ENTRIES PROVIDED
..........

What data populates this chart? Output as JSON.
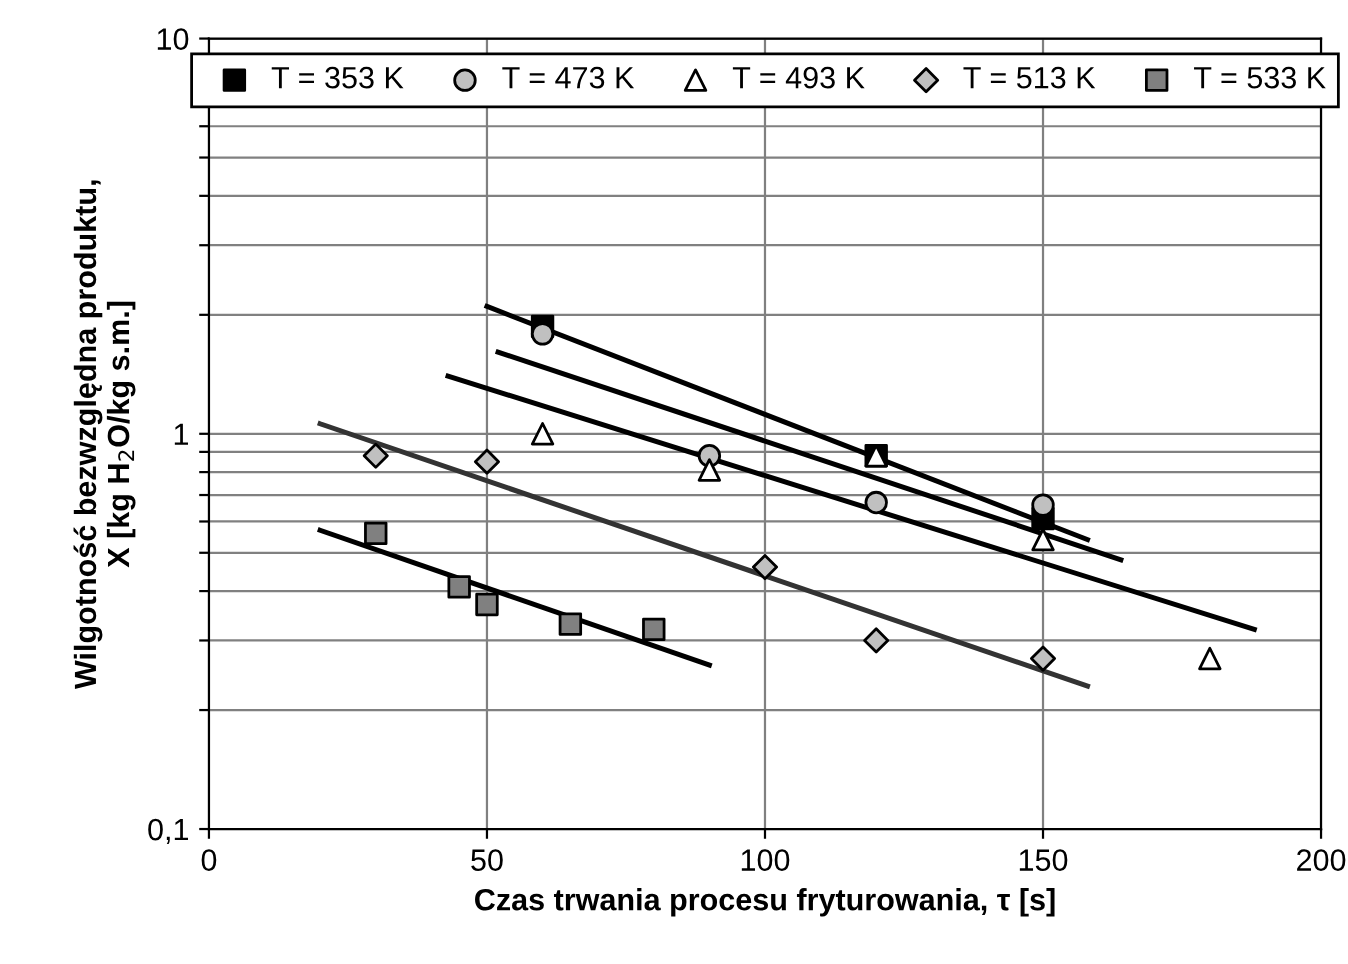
{
  "chart_data": {
    "type": "scatter",
    "xlabel": "Czas trwania procesu fryturowania, τ [s]",
    "ylabel": "Wilgotność bezwzględna produktu,\nX [kg H$_{2}$O/kg s.m.]",
    "log": "y",
    "xlim": [
      0,
      200
    ],
    "xticks": [
      0,
      50,
      100,
      150,
      200
    ],
    "ylim": [
      0.1,
      10
    ],
    "yticks": [
      {
        "value": 0.1,
        "label": "0,1"
      },
      {
        "value": 0.2,
        "label": null
      },
      {
        "value": 0.3,
        "label": null
      },
      {
        "value": 0.4,
        "label": null
      },
      {
        "value": 0.5,
        "label": null
      },
      {
        "value": 0.6,
        "label": null
      },
      {
        "value": 0.7,
        "label": null
      },
      {
        "value": 0.8,
        "label": null
      },
      {
        "value": 0.9,
        "label": null
      },
      1,
      {
        "value": 2,
        "label": null
      },
      {
        "value": 3,
        "label": null
      },
      {
        "value": 4,
        "label": null
      },
      {
        "value": 5,
        "label": null
      },
      {
        "value": 6,
        "label": null
      },
      {
        "value": 7,
        "label": null
      },
      {
        "value": 8,
        "label": null
      },
      {
        "value": 9,
        "label": null
      },
      10
    ],
    "grid": true,
    "legend": "top",
    "series": [
      {
        "name": "T = 353 K",
        "color": "#000000",
        "marker": "square",
        "x": [
          60,
          120,
          150
        ],
        "values": [
          1.87,
          0.88,
          0.61
        ]
      },
      {
        "name": "T = 473 K",
        "color": "#c0c0c0",
        "marker": "circle",
        "x": [
          60,
          90,
          120,
          150
        ],
        "values": [
          1.79,
          0.88,
          0.67,
          0.66
        ]
      },
      {
        "name": "T = 493 K",
        "color": "#ffffff",
        "marker": "triangle",
        "x": [
          60,
          90,
          120,
          150,
          180
        ],
        "values": [
          1.0,
          0.81,
          0.88,
          0.54,
          0.27
        ]
      },
      {
        "name": "T = 513 K",
        "color": "#c0c0c0",
        "marker": "diamond",
        "x": [
          30,
          50,
          100,
          120,
          150
        ],
        "values": [
          0.88,
          0.85,
          0.46,
          0.3,
          0.27
        ]
      },
      {
        "name": "T = 533 K",
        "color": "#808080",
        "marker": "square",
        "x": [
          30,
          45,
          50,
          65,
          80
        ],
        "values": [
          0.56,
          0.41,
          0.37,
          0.33,
          0.32
        ]
      },
      {
        "type": "line",
        "color": "#000000",
        "x": [
          50,
          158
        ],
        "values": [
          2.1,
          0.54
        ]
      },
      {
        "type": "line",
        "color": "#000000",
        "x": [
          52,
          164
        ],
        "values": [
          1.61,
          0.48
        ]
      },
      {
        "type": "line",
        "color": "#000000",
        "x": [
          43,
          188
        ],
        "values": [
          1.4,
          0.32
        ]
      },
      {
        "type": "line",
        "color": "#333333",
        "x": [
          20,
          158
        ],
        "values": [
          1.06,
          0.23
        ]
      },
      {
        "type": "line",
        "color": "#000000",
        "x": [
          20,
          90
        ],
        "values": [
          0.57,
          0.26
        ]
      }
    ]
  }
}
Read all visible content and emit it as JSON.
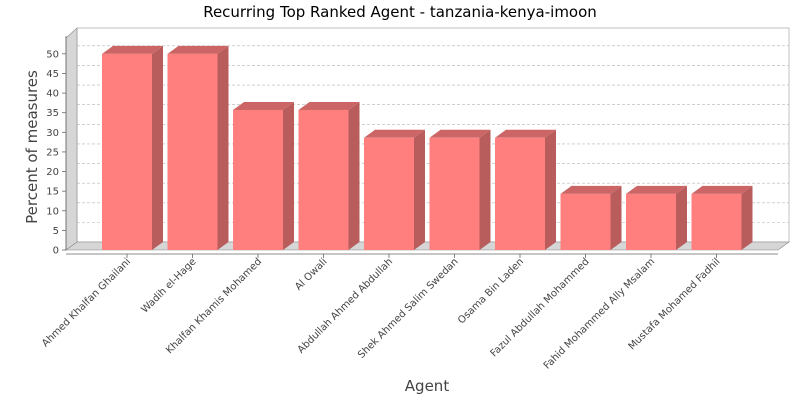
{
  "chart_data": {
    "type": "bar",
    "title": "Recurring Top Ranked Agent - tanzania-kenya-imoon",
    "xlabel": "Agent",
    "ylabel": "Percent of measures",
    "ylim": [
      0,
      52
    ],
    "yticks": [
      0,
      5,
      10,
      15,
      20,
      25,
      30,
      35,
      40,
      45,
      50
    ],
    "grid": true,
    "categories": [
      "Ahmed Khalfan Ghailani",
      "Wadih el-Hage",
      "Khalfan Khamis Mohamed",
      "Al Owali",
      "Abdullah Ahmed Abdullah",
      "Shek Ahmed Salim Swedan",
      "Osama Bin Laden",
      "Fazul Abdullah Mohammed",
      "Fahid Mohammed Ally Msalam",
      "Mustafa Mohamed Fadhil"
    ],
    "values": [
      50,
      50,
      35.7,
      35.7,
      28.6,
      28.6,
      28.6,
      14.3,
      14.3,
      14.3
    ],
    "colors": {
      "bar_front": "#ff7f7f",
      "bar_top": "#cc6666",
      "bar_side": "#b85c5c"
    }
  }
}
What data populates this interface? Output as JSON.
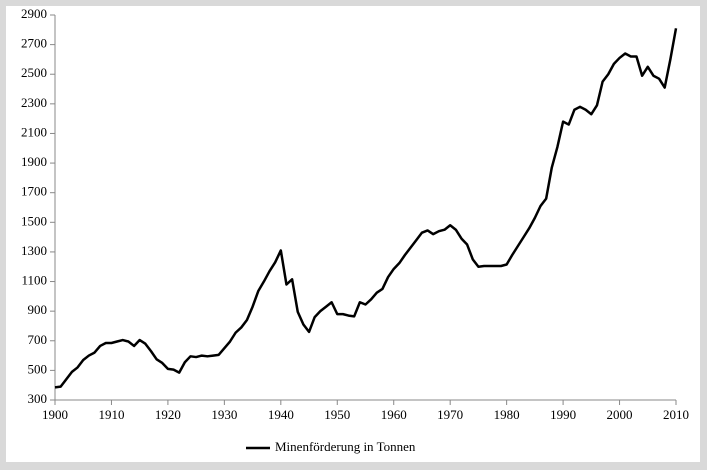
{
  "chart_data": {
    "type": "line",
    "x": [
      1900,
      1901,
      1902,
      1903,
      1904,
      1905,
      1906,
      1907,
      1908,
      1909,
      1910,
      1911,
      1912,
      1913,
      1914,
      1915,
      1916,
      1917,
      1918,
      1919,
      1920,
      1921,
      1922,
      1923,
      1924,
      1925,
      1926,
      1927,
      1928,
      1929,
      1930,
      1931,
      1932,
      1933,
      1934,
      1935,
      1936,
      1937,
      1938,
      1939,
      1940,
      1941,
      1942,
      1943,
      1944,
      1945,
      1946,
      1947,
      1948,
      1949,
      1950,
      1951,
      1952,
      1953,
      1954,
      1955,
      1956,
      1957,
      1958,
      1959,
      1960,
      1961,
      1962,
      1963,
      1964,
      1965,
      1966,
      1967,
      1968,
      1969,
      1970,
      1971,
      1972,
      1973,
      1974,
      1975,
      1976,
      1977,
      1978,
      1979,
      1980,
      1981,
      1982,
      1983,
      1984,
      1985,
      1986,
      1987,
      1988,
      1989,
      1990,
      1991,
      1992,
      1993,
      1994,
      1995,
      1996,
      1997,
      1998,
      1999,
      2000,
      2001,
      2002,
      2003,
      2004,
      2005,
      2006,
      2007,
      2008,
      2009,
      2010
    ],
    "series": [
      {
        "name": "Minenförderung in Tonnen",
        "color": "#000000",
        "values": [
          385,
          390,
          440,
          490,
          520,
          570,
          600,
          620,
          665,
          685,
          685,
          695,
          705,
          695,
          665,
          705,
          680,
          630,
          575,
          550,
          510,
          505,
          485,
          555,
          595,
          590,
          600,
          595,
          600,
          605,
          650,
          695,
          755,
          790,
          840,
          930,
          1035,
          1100,
          1170,
          1230,
          1310,
          1080,
          1115,
          895,
          810,
          760,
          860,
          900,
          930,
          960,
          880,
          880,
          870,
          865,
          960,
          945,
          980,
          1025,
          1050,
          1130,
          1185,
          1225,
          1280,
          1330,
          1380,
          1430,
          1445,
          1420,
          1440,
          1450,
          1480,
          1450,
          1390,
          1350,
          1250,
          1200,
          1205,
          1205,
          1205,
          1205,
          1215,
          1280,
          1340,
          1400,
          1460,
          1530,
          1610,
          1660,
          1870,
          2010,
          2180,
          2160,
          2260,
          2280,
          2260,
          2230,
          2290,
          2450,
          2500,
          2570,
          2610,
          2640,
          2620,
          2620,
          2490,
          2550,
          2490,
          2470,
          2410,
          2600,
          2810
        ]
      }
    ],
    "xlim": [
      1900,
      2010
    ],
    "xticks": [
      1900,
      1910,
      1920,
      1930,
      1940,
      1950,
      1960,
      1970,
      1980,
      1990,
      2000,
      2010
    ],
    "ylim": [
      300,
      2900
    ],
    "yticks": [
      300,
      500,
      700,
      900,
      1100,
      1300,
      1500,
      1700,
      1900,
      2100,
      2300,
      2500,
      2700,
      2900
    ],
    "grid": false,
    "legend": "bottom"
  }
}
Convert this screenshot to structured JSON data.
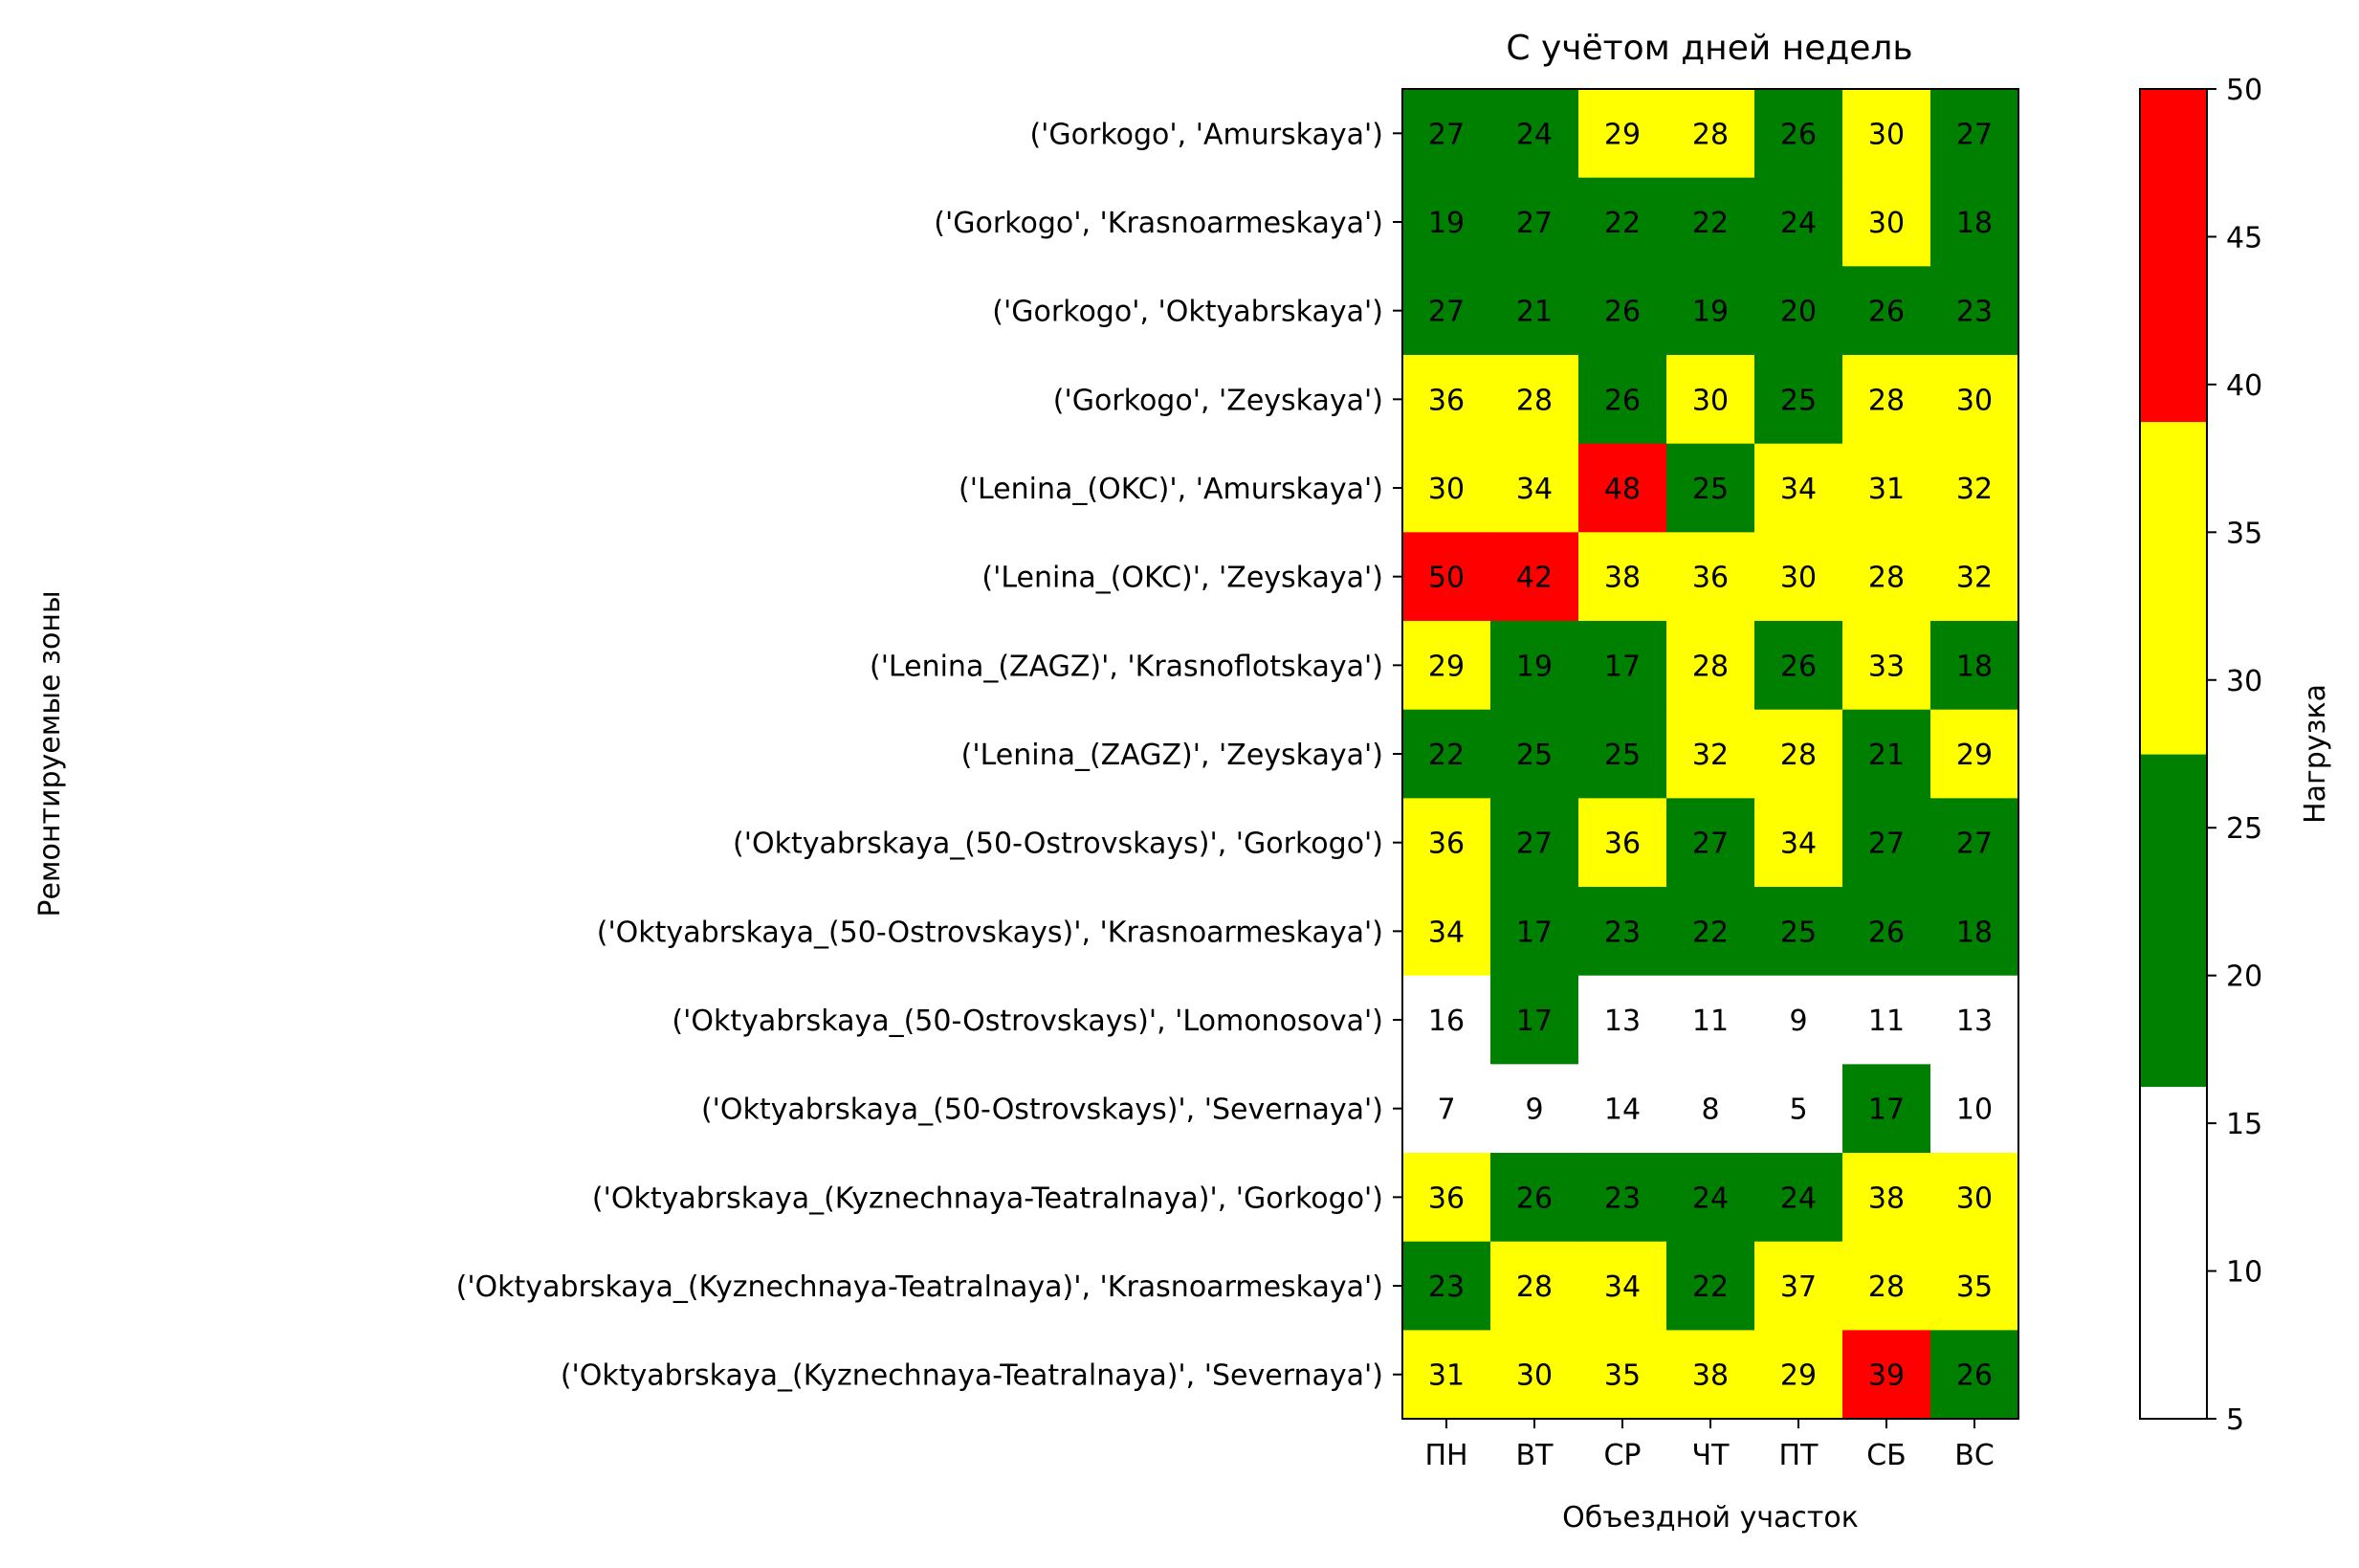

..........

Identify all lines in the records above with the word "Khalfan".

      "Ahmed Khalfan Ghailani",
      "Khalfan Khamis Mohamed",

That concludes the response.